▶ **Passage provided**:
Finally, here’s a fun little thing I saw on Pinterest that I thought would be fun to do with the girls every year on their birthdays. Technically, you’re supposed to start when they turn 3, so Bean is a little young for this, but here goes:

20 Questions with Bean — Age 2

1. What is your favorite color? Pink

2. What is your favorite toy? Baby doll

3. What is your favorite fruit? Um. Nothing. The kid doesn’t eat fruit. She eats vegetables. Preferably green beans

4. What is your favorite TV show? Sesame Street

5. What is your favorite thing to eat for lunch? Mac and cheese

6. What is your favorite outfit? Nothing in particular, except she has to pick it out

7. What is your favorite game? Trouble (because she likes to push the bubble)

8. What is your favorite snack? Cheese, Goldfish crackers, pretzels

9. What is your favorite animal? Dogs

10. What is your favorite song? Mr. Bassman (Laurie Berkner)

▶ **Goals**:
• a. Answer these questions from the birthday questionnaire passage:
(i) At what age is this activity supposed to begin?
(ii) What TV show does Bean name as her favorite?
(iii) Which game is her favorite, and what does she like about it?
• b. Supply what follows the last line of the birthday questionnaire passage.
The rows that come next have no connection to the birthday questionnaire passage.

▶ **Stored records**:
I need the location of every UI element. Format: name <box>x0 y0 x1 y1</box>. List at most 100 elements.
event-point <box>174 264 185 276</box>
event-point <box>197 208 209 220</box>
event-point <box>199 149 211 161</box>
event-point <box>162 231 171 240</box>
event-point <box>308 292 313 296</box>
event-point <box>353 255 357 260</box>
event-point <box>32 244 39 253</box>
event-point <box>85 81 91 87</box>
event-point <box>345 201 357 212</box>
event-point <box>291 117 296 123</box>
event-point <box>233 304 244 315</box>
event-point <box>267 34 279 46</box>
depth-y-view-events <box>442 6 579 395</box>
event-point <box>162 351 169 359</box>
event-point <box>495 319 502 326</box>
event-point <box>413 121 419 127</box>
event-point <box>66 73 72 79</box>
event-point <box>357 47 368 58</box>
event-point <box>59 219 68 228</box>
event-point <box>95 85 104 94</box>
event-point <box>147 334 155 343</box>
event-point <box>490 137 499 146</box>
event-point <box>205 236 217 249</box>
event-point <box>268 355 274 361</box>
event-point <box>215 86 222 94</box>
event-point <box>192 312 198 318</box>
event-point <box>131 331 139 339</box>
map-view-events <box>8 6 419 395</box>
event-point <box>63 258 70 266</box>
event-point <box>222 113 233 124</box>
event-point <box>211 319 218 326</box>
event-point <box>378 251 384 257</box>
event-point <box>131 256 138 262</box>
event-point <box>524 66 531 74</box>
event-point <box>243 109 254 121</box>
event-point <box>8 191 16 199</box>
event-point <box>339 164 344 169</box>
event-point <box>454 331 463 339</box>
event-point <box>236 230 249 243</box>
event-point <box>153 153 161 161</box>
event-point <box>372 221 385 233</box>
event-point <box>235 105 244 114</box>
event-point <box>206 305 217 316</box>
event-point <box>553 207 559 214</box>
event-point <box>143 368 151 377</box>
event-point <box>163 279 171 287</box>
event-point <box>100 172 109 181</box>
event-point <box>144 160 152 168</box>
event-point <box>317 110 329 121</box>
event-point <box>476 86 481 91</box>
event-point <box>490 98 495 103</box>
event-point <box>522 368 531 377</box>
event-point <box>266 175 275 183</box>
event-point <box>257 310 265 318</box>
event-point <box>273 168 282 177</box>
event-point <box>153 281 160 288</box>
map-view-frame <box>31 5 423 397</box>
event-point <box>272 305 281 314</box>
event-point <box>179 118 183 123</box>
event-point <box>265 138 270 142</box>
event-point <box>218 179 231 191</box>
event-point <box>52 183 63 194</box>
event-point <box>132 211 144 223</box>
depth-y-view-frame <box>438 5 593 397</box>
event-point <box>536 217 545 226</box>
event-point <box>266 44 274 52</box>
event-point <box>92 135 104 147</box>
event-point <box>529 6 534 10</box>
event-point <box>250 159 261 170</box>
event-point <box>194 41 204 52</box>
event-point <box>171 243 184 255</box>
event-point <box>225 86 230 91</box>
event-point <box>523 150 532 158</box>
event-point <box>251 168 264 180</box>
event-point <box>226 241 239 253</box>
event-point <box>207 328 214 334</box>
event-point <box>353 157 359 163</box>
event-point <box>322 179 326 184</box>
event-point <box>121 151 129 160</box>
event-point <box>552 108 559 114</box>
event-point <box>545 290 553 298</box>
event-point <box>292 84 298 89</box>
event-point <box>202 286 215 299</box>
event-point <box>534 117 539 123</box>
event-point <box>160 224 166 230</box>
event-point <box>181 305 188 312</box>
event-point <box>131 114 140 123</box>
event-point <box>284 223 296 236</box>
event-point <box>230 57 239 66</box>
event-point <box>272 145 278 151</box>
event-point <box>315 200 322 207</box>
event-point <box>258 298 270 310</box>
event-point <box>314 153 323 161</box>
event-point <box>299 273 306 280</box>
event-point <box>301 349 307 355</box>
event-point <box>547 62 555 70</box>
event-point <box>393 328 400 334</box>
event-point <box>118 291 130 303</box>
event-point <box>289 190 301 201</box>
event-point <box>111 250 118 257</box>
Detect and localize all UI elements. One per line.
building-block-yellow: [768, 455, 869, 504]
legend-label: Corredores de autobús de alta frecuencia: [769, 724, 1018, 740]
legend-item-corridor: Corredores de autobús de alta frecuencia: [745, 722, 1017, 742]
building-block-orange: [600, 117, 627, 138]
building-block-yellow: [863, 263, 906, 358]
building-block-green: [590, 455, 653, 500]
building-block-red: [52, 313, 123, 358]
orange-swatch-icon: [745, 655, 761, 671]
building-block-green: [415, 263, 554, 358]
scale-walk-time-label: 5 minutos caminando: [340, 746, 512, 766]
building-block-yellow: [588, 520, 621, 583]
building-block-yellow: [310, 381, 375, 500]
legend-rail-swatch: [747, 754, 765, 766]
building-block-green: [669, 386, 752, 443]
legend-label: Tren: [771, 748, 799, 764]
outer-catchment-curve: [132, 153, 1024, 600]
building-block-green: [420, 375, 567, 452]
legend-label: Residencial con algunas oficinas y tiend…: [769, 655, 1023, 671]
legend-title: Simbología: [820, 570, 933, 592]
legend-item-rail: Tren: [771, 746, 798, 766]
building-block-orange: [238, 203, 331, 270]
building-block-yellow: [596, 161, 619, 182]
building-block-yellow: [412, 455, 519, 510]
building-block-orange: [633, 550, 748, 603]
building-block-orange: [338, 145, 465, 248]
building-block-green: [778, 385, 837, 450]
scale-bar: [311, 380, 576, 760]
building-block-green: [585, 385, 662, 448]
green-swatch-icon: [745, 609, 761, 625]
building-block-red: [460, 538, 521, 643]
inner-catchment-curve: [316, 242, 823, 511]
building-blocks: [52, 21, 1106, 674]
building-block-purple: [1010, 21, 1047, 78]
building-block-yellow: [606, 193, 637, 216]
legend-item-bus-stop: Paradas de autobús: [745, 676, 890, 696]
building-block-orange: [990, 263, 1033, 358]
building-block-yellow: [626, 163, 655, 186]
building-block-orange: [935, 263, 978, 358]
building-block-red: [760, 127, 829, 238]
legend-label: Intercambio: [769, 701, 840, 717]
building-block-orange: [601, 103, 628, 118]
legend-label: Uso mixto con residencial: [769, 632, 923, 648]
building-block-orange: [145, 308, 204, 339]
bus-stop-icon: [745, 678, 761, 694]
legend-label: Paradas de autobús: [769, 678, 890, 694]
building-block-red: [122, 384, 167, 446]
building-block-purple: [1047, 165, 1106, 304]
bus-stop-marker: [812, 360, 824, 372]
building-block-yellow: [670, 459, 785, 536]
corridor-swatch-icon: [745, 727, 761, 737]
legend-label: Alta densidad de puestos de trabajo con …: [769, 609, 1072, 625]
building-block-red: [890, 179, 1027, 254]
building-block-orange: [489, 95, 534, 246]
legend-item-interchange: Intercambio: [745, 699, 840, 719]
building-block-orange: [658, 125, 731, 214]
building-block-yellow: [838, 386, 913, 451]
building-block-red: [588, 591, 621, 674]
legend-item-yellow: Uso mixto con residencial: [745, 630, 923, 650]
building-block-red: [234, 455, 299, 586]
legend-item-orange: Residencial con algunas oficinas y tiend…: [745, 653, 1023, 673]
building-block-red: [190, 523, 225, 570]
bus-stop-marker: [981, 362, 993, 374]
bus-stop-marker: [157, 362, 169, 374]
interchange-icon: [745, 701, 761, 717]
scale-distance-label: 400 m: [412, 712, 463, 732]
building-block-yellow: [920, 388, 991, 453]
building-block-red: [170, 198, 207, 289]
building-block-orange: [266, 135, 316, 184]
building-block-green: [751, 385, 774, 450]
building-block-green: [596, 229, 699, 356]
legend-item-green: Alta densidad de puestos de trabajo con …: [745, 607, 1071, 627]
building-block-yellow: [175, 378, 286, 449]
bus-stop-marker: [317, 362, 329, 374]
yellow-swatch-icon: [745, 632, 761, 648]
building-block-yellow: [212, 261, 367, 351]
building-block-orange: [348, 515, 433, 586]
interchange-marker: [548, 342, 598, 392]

▶ **Responses**:
• a.
(i) Age 3.
(ii) Sesame Street.
(iii) Trouble, because she likes to push the bubble.

• b.
11. What is your favorite book? Duck and Goose: How are you feeling? (she loves to make the “angry” and “happy” faces)

12. Who is your best friend? Monkey

13. What is your favorite cereal? None

14. What is your favorite thing to do outside? Climb, swing, slide (but without getting her hands dirty)

15. What is your favorite drink? Milk

16. What is your favorite holiday? Christmas?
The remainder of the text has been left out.